_Job 1_.
In the Stan forum thread, list every Stan function that is named in the prose of the posts, outside the code block.
_Job 2_.
Using the Stan forum thread, answer each question on its own line, with answers marked the same way:
(a) What CPU activity did tgajdos report after the first retry?
(b) Which function does WardBrian believe is still the only one with MPI support?
(c) What GPU usage was seen with the two devices tried?
_Job 3_.
Continue the code in the Stan forum thread from the point where it stops.

_Passage given_.
--

WardBrian · March 19, 2025, 3:55pm

I’m not sure how O1 and use-opencl interact in the Stan compiler (@stevebronder might know better), but I would try removing O1 as a first test. It’s also possible your model isn’t using functions for which we have opencl definitions, or isn’t doing enough work per evaluation to meaningfully show up.

tgajdos · March 19, 2025, 4:31pm

thank you very much for the answer. I use categorical_lpmf. I tried again without IO option, but the result is the same: i see a 200% activity on CPUs, and nothing on GPUs.

WardBrian · March 19, 2025, 4:35pm

It appears we do not have any opencl code for this function. We do for categorical_logit_glm_lpmf

tgajdos · March 19, 2025, 4:58pm

Thank you very much for the clarification. And do you know if reduce_sum is compatible with MPI?

WardBrian · March 19, 2025, 5:02pm

I believe our only MPI support is still for map_rect

tgajdos · March 19, 2025, 8:36pm

I adatpted the code with categorical_logit_glm_lpmf. Same result. Below is the code. I tried with the Device #1: Intel(R) UHD Graphics 630 and the Device #2: AMD Radeon Pro 5500M Compute Engine (btw, which one should i use?), and in both cases GPU usage was 0%. I certainly did something wrong, but cannot figure what. Any cue would be greatly appreciated!

functions {
  real partial_sum(array[] int slice_n, 
                   int start, int end,
                   array[] int Tsubj, 
                   array[,] int sample, 
                   array[,] int choice,
                   array[,,] int color, 
                   array[,,] real proba, 
                   matrix params, 
                   int T_max, 
                   int I_max) {
    
    real log_prob = 0;
    
    // Loop over the slice of data
    for (n in start:end) {
      int trials_for_subject = Tsubj[n];  // Extract number of trials for subject n
      
      for (t in 1:trials_for_subject) {  // Loop through trials for this subject
        // Skip if sample data is missing/invalid
        if (sample[n,t] < 0) continue;
        
        vector[2] evidence = rep_vector(0.0, 2);
        for (i in 1:sample[n,t]) {  // Loop through samples
          real p = proba[n, t, i];  // Probability for the current sample
          real l = log(p / (1 - p));  // Log-likelihood computation
          real log_odds = params[n,1] * l + params[n, 2];
          evidence[color[n, t, i]] += exp(params[n,3]*(i-sample[n,t])) * log_odds;  // Add to the evidence
        }
        
        // Skip if choice data is missing/invalid
        if (choice[n, t] < 0) continue;
	log_prob += categorical_logit_glm_lpmf(
        { choice[n, t] } |          // Array of length 1
        rep_matrix(1, 1, 1),        // Predictor matrix (1x1)

--

_Excerpted data_.
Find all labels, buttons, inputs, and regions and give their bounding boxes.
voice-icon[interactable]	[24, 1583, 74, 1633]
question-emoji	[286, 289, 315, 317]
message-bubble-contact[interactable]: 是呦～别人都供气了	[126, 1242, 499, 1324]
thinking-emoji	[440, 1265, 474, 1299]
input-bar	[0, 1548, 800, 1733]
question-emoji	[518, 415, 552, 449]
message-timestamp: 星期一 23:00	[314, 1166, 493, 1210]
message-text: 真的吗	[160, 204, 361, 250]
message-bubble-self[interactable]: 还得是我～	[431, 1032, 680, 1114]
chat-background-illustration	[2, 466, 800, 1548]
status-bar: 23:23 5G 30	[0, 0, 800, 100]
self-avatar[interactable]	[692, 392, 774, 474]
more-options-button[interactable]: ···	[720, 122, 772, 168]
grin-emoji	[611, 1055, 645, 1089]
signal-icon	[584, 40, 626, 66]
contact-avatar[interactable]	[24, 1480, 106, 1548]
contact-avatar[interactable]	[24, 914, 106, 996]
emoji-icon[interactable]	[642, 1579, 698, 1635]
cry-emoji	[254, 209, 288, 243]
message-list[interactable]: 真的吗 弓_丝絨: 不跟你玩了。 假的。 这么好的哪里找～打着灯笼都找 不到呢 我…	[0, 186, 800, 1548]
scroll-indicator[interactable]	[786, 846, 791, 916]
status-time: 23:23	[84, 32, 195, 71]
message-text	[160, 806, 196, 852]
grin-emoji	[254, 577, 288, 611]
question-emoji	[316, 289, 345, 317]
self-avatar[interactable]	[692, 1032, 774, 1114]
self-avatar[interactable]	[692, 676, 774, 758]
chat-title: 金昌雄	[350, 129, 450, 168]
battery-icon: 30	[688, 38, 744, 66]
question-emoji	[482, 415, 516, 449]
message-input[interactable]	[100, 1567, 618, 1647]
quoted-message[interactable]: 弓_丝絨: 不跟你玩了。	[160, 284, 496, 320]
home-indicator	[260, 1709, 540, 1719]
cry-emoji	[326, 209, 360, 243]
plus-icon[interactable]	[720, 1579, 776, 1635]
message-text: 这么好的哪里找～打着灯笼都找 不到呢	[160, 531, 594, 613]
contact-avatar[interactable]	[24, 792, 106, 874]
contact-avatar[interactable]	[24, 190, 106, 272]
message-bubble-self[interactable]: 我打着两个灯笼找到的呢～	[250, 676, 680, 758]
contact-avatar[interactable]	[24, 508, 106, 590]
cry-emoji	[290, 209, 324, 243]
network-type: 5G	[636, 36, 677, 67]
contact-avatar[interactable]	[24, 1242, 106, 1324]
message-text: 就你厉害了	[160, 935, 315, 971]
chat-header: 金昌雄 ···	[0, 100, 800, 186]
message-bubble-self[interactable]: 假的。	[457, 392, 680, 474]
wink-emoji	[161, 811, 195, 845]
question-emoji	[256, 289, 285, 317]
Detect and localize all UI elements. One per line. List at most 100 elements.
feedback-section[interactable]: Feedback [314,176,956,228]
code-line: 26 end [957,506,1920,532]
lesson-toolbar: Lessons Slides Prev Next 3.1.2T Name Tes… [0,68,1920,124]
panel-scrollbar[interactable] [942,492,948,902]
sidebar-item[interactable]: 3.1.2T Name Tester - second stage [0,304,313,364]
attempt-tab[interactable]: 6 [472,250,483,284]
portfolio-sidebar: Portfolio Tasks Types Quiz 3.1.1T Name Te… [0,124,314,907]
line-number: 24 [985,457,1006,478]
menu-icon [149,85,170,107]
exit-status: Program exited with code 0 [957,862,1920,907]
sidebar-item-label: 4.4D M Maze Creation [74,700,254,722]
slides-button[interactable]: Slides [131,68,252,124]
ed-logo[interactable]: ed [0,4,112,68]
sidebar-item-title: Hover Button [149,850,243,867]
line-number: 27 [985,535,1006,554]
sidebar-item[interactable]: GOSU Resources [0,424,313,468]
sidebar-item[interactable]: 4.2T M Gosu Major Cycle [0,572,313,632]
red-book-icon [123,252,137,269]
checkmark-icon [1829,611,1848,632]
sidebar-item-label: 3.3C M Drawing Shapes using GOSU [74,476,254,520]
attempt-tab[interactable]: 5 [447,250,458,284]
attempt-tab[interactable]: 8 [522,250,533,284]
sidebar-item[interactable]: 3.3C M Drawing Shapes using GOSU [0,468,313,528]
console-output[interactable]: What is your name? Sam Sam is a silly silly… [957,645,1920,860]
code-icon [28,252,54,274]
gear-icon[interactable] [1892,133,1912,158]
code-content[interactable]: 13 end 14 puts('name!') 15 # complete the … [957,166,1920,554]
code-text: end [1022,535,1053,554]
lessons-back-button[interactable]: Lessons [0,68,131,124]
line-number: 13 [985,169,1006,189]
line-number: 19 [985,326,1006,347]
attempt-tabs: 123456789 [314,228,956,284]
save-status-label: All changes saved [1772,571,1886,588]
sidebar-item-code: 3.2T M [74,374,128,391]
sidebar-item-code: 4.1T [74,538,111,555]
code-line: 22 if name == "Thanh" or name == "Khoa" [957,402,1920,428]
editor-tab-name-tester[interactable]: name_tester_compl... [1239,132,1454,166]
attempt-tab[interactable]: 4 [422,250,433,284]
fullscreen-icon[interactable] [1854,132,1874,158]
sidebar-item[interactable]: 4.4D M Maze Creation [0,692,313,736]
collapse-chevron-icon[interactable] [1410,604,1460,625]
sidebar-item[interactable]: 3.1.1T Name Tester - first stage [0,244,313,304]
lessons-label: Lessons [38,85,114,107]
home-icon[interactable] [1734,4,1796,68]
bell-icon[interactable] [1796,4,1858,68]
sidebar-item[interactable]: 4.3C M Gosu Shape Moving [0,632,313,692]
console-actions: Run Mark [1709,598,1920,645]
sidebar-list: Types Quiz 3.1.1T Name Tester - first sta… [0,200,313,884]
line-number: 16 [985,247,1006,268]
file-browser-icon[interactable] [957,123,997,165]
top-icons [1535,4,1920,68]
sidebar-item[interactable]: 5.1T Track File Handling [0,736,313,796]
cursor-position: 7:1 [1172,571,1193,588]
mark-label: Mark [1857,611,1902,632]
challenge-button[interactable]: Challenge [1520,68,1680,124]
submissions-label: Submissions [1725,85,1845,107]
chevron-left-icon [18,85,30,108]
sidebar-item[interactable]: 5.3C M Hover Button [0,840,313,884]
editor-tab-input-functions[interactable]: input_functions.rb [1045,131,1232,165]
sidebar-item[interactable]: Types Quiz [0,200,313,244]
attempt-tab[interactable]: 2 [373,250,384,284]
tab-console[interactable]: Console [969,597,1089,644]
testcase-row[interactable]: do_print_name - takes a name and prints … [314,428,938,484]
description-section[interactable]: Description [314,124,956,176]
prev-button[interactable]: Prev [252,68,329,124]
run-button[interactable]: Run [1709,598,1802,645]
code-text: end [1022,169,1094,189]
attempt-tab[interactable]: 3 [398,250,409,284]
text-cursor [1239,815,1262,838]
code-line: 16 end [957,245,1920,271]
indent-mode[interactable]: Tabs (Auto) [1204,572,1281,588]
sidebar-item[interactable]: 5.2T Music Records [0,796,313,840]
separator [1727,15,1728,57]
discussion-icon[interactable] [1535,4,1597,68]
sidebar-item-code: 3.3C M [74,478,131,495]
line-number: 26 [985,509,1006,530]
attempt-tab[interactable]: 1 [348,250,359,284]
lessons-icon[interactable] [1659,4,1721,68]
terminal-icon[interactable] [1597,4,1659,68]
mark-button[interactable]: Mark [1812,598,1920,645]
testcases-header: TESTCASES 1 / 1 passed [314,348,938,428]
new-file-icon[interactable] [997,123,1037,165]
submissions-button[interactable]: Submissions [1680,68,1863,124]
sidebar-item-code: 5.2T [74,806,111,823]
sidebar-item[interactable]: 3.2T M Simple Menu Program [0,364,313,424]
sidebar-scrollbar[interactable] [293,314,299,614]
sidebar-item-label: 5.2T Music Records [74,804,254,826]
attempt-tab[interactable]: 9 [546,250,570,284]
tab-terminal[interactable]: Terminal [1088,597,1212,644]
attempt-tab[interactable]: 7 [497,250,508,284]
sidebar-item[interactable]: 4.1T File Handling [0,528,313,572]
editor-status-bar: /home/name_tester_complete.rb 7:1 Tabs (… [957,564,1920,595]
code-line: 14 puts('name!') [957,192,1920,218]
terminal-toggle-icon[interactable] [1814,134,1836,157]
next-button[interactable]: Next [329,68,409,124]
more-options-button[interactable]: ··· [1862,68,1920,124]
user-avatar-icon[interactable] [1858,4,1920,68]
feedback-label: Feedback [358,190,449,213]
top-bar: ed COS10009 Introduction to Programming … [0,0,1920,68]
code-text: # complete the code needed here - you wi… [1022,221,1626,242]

--

_Final answer 1_.
categorical_lpmf
categorical_logit_glm_lpmf
reduce_sum
map_rect

_Final answer 2_.
(a) 200% activity on CPUs.
(b) map_rect.
(c) 0% in both cases.

_Final answer 3_.
        rep_vector(0, 2),           // Intercept vector of length 2
        to_matrix(evidence')        // Logits as a 1x2 matrix
					       );

      }
    }
    return log_prob;
  }
}

data {
  int<lower=1> N;                 // Number of subjects
  int<lower=1> T_max;             // Maximum number of trials across all subjects
  int<lower=1> I_max;             // Maximum number of samples across all trials
  array[N] int<lower=1> Tsubj;    // Number of trials per subject
  array[N, T_max] int<lower=-1> sample;   // Number of samples per subj and trial, -1 indicates missing data
  array[N, T_max, I_max] int<lower=-1, upper=2> color; // Info item colors, -1 indicates missing data
  array[N, T_max, I_max] real<lower=-1, upper=1> proba; // Probabilities for info items, -1 indicates missing data
  array[N, T_max] int<lower=-1, upper=2> choice;   // Choices for each subject, -1 indicates missing data
}

parameters {
  vector[3] mu_pr;                // Group-level means
  vector<lower=0>[3] sigma_pr;    // Group-level SDs
  matrix[N, 3] param_raw;         // Subject-level raw parameters
}

transformed parameters {
  matrix[N,5] params;     // Subject-level parameters
  
  // Transform subject-level parameters
  for (n in 1:N) {
    params[n, 1] = Phi_approx(mu_pr[1] + sigma_pr[1] * param_raw[n, 1]) * 10;  // alpha (slope)
    params[n, 2] = mu_pr[2] + sigma_pr[2] * param_raw[n, 2];                   // beta (intercept)
    params[n, 3] = Phi_approx(mu_pr[3] + sigma_pr[3] * param_raw[n, 3]) * 10;  // lambda (discount)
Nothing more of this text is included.